Send back the records in full, character for character.

++++++++

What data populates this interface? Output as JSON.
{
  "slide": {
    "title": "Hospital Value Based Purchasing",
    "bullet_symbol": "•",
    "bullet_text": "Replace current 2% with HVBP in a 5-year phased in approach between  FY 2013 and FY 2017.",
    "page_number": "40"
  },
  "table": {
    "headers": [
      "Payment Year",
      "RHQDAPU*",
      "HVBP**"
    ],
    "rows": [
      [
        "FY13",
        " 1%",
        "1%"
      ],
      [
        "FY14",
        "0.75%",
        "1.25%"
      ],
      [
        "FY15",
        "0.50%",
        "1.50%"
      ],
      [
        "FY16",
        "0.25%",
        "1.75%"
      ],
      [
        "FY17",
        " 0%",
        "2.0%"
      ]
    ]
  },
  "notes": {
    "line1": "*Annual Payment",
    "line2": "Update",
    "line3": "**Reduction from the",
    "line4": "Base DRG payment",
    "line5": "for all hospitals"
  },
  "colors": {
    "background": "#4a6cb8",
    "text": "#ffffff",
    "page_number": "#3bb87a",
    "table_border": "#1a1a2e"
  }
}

++++++++

TASK RESULT:
What data populates this interface? Output as JSON.
{
  "slide": {
    "title": "Hospital Value Based Purchasing",
    "bullet_symbol": "•",
    "bullet_text": "Replace current 2% with HVBP in a 5-year phased in approach between  FY 2013 and FY 2017.",
    "page_number": "40"
  },
  "table": {
    "headers": [
      "Payment Year",
      "RHQDAPU*",
      "HVBP**"
    ],
    "rows": [
      [
        "FY13",
        " 1%",
        "1%"
      ],
      [
        "FY14",
        "0.75%",
        "1.25%"
      ],
      [
        "FY15",
        "0.50%",
        "1.50%"
      ],
      [
        "FY16",
        "0.25%",
        "1.75%"
      ],
      [
        "FY17",
        " 0%",
        "2.0%"
      ]
    ]
  },
  "notes": {
    "line1": "*Annual Payment",
    "line2": "Update",
    "line3": "**Reduction from the",
    "line4": "Base DRG payment",
    "line5": "for all hospitals"
  },
  "colors": {
    "background": "#4a6cb8",
    "text": "#ffffff",
    "page_number": "#3bb87a",
    "table_border": "#1a1a2e"
  }
}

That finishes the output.